━━ Source data

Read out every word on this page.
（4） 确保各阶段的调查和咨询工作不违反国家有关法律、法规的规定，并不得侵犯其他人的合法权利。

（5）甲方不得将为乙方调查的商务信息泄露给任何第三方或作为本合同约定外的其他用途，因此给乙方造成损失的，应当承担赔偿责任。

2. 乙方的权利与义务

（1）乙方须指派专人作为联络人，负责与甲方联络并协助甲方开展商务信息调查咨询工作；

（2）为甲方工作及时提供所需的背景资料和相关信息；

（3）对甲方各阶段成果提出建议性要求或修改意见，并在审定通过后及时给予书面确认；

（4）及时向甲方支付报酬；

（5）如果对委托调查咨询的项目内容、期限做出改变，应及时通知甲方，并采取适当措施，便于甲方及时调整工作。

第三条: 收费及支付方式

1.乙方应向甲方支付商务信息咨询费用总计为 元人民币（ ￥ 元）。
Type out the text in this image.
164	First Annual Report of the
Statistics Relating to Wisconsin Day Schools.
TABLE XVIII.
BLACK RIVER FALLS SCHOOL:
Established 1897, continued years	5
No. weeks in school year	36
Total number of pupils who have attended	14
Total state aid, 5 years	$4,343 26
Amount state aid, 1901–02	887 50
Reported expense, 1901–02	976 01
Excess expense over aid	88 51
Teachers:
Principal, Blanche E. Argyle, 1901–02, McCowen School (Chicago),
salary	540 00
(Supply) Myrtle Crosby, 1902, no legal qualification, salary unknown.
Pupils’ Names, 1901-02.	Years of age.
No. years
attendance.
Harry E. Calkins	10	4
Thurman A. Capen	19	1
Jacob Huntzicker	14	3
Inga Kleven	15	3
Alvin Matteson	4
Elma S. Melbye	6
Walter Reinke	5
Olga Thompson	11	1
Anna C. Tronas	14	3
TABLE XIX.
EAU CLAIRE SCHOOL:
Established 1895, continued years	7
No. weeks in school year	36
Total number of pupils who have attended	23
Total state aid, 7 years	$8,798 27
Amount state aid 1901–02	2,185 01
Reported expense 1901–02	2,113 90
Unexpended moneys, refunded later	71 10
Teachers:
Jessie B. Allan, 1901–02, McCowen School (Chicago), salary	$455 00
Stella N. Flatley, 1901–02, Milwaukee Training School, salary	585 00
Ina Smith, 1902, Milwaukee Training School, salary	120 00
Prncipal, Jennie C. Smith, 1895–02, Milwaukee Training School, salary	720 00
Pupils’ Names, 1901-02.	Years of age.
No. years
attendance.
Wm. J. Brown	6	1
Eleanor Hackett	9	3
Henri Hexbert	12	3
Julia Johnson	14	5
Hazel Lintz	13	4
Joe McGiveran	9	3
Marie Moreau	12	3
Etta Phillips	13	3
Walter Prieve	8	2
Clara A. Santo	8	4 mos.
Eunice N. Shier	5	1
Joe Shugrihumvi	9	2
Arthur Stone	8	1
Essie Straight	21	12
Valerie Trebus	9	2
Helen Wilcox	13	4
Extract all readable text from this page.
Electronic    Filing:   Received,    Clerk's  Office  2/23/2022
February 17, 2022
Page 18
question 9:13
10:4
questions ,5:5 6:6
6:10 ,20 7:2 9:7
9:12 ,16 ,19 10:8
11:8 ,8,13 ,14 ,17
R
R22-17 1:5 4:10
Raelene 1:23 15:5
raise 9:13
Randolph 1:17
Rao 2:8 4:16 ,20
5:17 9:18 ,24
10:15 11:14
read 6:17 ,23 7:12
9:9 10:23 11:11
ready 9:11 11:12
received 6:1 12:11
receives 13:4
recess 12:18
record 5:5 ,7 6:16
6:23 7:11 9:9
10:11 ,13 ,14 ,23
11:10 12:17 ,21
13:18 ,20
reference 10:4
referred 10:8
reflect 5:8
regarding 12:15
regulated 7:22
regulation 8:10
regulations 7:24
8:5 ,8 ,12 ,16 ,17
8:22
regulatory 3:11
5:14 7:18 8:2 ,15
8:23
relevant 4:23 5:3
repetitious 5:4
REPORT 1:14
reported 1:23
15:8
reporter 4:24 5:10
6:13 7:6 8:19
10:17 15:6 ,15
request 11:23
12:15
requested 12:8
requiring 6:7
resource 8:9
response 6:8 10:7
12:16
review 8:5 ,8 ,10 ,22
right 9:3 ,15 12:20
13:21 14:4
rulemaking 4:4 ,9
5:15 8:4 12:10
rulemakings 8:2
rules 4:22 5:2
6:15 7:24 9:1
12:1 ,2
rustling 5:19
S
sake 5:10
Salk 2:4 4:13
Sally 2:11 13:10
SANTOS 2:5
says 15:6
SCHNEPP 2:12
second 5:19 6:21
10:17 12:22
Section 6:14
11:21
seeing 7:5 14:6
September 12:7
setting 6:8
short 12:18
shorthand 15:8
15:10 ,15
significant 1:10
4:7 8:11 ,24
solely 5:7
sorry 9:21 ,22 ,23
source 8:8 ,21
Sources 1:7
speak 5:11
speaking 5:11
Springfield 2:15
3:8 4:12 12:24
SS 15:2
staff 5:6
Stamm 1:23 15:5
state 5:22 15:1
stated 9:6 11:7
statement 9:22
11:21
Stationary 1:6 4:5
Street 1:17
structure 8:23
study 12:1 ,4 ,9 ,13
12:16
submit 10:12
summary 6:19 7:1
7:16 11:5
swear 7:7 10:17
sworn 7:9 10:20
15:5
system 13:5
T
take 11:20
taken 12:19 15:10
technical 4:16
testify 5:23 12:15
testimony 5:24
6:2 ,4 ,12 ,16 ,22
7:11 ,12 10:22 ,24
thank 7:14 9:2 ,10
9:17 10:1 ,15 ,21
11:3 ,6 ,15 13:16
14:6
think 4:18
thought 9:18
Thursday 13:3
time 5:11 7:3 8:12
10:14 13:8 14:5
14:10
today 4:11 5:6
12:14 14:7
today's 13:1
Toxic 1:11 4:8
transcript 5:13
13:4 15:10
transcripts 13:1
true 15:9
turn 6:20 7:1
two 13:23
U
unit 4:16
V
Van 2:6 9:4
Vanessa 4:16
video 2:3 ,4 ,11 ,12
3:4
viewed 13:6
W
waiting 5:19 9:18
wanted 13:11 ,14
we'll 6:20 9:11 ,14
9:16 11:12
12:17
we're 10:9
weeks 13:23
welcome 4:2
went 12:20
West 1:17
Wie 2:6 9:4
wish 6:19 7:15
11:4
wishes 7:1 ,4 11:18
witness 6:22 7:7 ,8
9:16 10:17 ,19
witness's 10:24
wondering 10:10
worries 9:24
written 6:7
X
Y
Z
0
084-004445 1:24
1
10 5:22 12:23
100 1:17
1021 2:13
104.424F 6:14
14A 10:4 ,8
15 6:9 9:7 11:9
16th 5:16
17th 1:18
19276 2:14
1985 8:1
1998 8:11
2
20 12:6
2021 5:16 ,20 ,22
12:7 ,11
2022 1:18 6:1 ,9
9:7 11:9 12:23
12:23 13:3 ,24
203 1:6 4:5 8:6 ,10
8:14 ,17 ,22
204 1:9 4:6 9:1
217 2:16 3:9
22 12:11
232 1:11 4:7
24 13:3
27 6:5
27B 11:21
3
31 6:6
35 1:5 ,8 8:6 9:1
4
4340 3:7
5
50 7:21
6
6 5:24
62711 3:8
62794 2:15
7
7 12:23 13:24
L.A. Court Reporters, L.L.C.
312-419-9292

━━━━

* **Given task**
Reproduce each record exactly, leaving nothing out.

* **Reply**
Read out every word on this page.
（4） 确保各阶段的调查和咨询工作不违反国家有关法律、法规的规定，并不得侵犯其他人的合法权利。

（5）甲方不得将为乙方调查的商务信息泄露给任何第三方或作为本合同约定外的其他用途，因此给乙方造成损失的，应当承担赔偿责任。

2. 乙方的权利与义务

（1）乙方须指派专人作为联络人，负责与甲方联络并协助甲方开展商务信息调查咨询工作；

（2）为甲方工作及时提供所需的背景资料和相关信息；

（3）对甲方各阶段成果提出建议性要求或修改意见，并在审定通过后及时给予书面确认；

（4）及时向甲方支付报酬；

（5）如果对委托调查咨询的项目内容、期限做出改变，应及时通知甲方，并采取适当措施，便于甲方及时调整工作。

第三条: 收费及支付方式

1.乙方应向甲方支付商务信息咨询费用总计为 元人民币（ ￥ 元）。
Type out the text in this image.
164	First Annual Report of the
Statistics Relating to Wisconsin Day Schools.
TABLE XVIII.
BLACK RIVER FALLS SCHOOL:
Established 1897, continued years	5
No. weeks in school year	36
Total number of pupils who have attended	14
Total state aid, 5 years	$4,343 26
Amount state aid, 1901–02	887 50
Reported expense, 1901–02	976 01
Excess expense over aid	88 51
Teachers:
Principal, Blanche E. Argyle, 1901–02, McCowen School (Chicago),
salary	540 00
(Supply) Myrtle Crosby, 1902, no legal qualification, salary unknown.
Pupils’ Names, 1901-02.	Years of age.
No. years
attendance.
Harry E. Calkins	10	4
Thurman A. Capen	19	1
Jacob Huntzicker	14	3
Inga Kleven	15	3
Alvin Matteson	4
Elma S. Melbye	6
Walter Reinke	5
Olga Thompson	11	1
Anna C. Tronas	14	3
TABLE XIX.
EAU CLAIRE SCHOOL:
Established 1895, continued years	7
No. weeks in school year	36
Total number of pupils who have attended	23
Total state aid, 7 years	$8,798 27
Amount state aid 1901–02	2,185 01
Reported expense 1901–02	2,113 90
Unexpended moneys, refunded later	71 10
Teachers:
Jessie B. Allan, 1901–02, McCowen School (Chicago), salary	$455 00
Stella N. Flatley, 1901–02, Milwaukee Training School, salary	585 00
Ina Smith, 1902, Milwaukee Training School, salary	120 00
Prncipal, Jennie C. Smith, 1895–02, Milwaukee Training School, salary	720 00
Pupils’ Names, 1901-02.	Years of age.
No. years
attendance.
Wm. J. Brown	6	1
Eleanor Hackett	9	3
Henri Hexbert	12	3
Julia Johnson	14	5
Hazel Lintz	13	4
Joe McGiveran	9	3
Marie Moreau	12	3
Etta Phillips	13	3
Walter Prieve	8	2
Clara A. Santo	8	4 mos.
Eunice N. Shier	5	1
Joe Shugrihumvi	9	2
Arthur Stone	8	1
Essie Straight	21	12
Valerie Trebus	9	2
Helen Wilcox	13	4
Extract all readable text from this page.
Electronic    Filing:   Received,    Clerk's  Office  2/23/2022
February 17, 2022
Page 18
question 9:13
10:4
questions ,5:5 6:6
6:10 ,20 7:2 9:7
9:12 ,16 ,19 10:8
11:8 ,8,13 ,14 ,17
R
R22-17 1:5 4:10
Raelene 1:23 15:5
raise 9:13
Randolph 1:17
Rao 2:8 4:16 ,20
5:17 9:18 ,24
10:15 11:14
read 6:17 ,23 7:12
9:9 10:23 11:11
ready 9:11 11:12
received 6:1 12:11
receives 13:4
recess 12:18
record 5:5 ,7 6:16
6:23 7:11 9:9
10:11 ,13 ,14 ,23
11:10 12:17 ,21
13:18 ,20
reference 10:4
referred 10:8
reflect 5:8
regarding 12:15
regulated 7:22
regulation 8:10
regulations 7:24
8:5 ,8 ,12 ,16 ,17
8:22
regulatory 3:11
5:14 7:18 8:2 ,15
8:23
relevant 4:23 5:3
repetitious 5:4
REPORT 1:14
reported 1:23
15:8
reporter 4:24 5:10
6:13 7:6 8:19
10:17 15:6 ,15
request 11:23
12:15
requested 12:8
requiring 6:7
resource 8:9
response 6:8 10:7
12:16
review 8:5 ,8 ,10 ,22
right 9:3 ,15 12:20
13:21 14:4
rulemaking 4:4 ,9
5:15 8:4 12:10
rulemakings 8:2
rules 4:22 5:2
6:15 7:24 9:1
12:1 ,2
rustling 5:19
S
sake 5:10
Salk 2:4 4:13
Sally 2:11 13:10
SANTOS 2:5
says 15:6
SCHNEPP 2:12
second 5:19 6:21
10:17 12:22
Section 6:14
11:21
seeing 7:5 14:6
September 12:7
setting 6:8
short 12:18
shorthand 15:8
15:10 ,15
significant 1:10
4:7 8:11 ,24
solely 5:7
sorry 9:21 ,22 ,23
source 8:8 ,21
Sources 1:7
speak 5:11
speaking 5:11
Springfield 2:15
3:8 4:12 12:24
SS 15:2
staff 5:6
Stamm 1:23 15:5
state 5:22 15:1
stated 9:6 11:7
statement 9:22
11:21
Stationary 1:6 4:5
Street 1:17
structure 8:23
study 12:1 ,4 ,9 ,13
12:16
submit 10:12
summary 6:19 7:1
7:16 11:5
swear 7:7 10:17
sworn 7:9 10:20
15:5
system 13:5
T
take 11:20
taken 12:19 15:10
technical 4:16
testify 5:23 12:15
testimony 5:24
6:2 ,4 ,12 ,16 ,22
7:11 ,12 10:22 ,24
thank 7:14 9:2 ,10
9:17 10:1 ,15 ,21
11:3 ,6 ,15 13:16
14:6
think 4:18
thought 9:18
Thursday 13:3
time 5:11 7:3 8:12
10:14 13:8 14:5
14:10
today 4:11 5:6
12:14 14:7
today's 13:1
Toxic 1:11 4:8
transcript 5:13
13:4 15:10
transcripts 13:1
true 15:9
turn 6:20 7:1
two 13:23
U
unit 4:16
V
Van 2:6 9:4
Vanessa 4:16
video 2:3 ,4 ,11 ,12
3:4
viewed 13:6
W
waiting 5:19 9:18
wanted 13:11 ,14
we'll 6:20 9:11 ,14
9:16 11:12
12:17
we're 10:9
weeks 13:23
welcome 4:2
went 12:20
West 1:17
Wie 2:6 9:4
wish 6:19 7:15
11:4
wishes 7:1 ,4 11:18
witness 6:22 7:7 ,8
9:16 10:17 ,19
witness's 10:24
wondering 10:10
worries 9:24
written 6:7
X
Y
Z
0
084-004445 1:24
1
10 5:22 12:23
100 1:17
1021 2:13
104.424F 6:14
14A 10:4 ,8
15 6:9 9:7 11:9
16th 5:16
17th 1:18
19276 2:14
1985 8:1
1998 8:11
2
20 12:6
2021 5:16 ,20 ,22
12:7 ,11
2022 1:18 6:1 ,9
9:7 11:9 12:23
12:23 13:3 ,24
203 1:6 4:5 8:6 ,10
8:14 ,17 ,22
204 1:9 4:6 9:1
217 2:16 3:9
22 12:11
232 1:11 4:7
24 13:3
27 6:5
27B 11:21
3
31 6:6
35 1:5 ,8 8:6 9:1
4
4340 3:7
5
50 7:21
6
6 5:24
62711 3:8
62794 2:15
7
7 12:23 13:24
L.A. Court Reporters, L.L.C.
312-419-9292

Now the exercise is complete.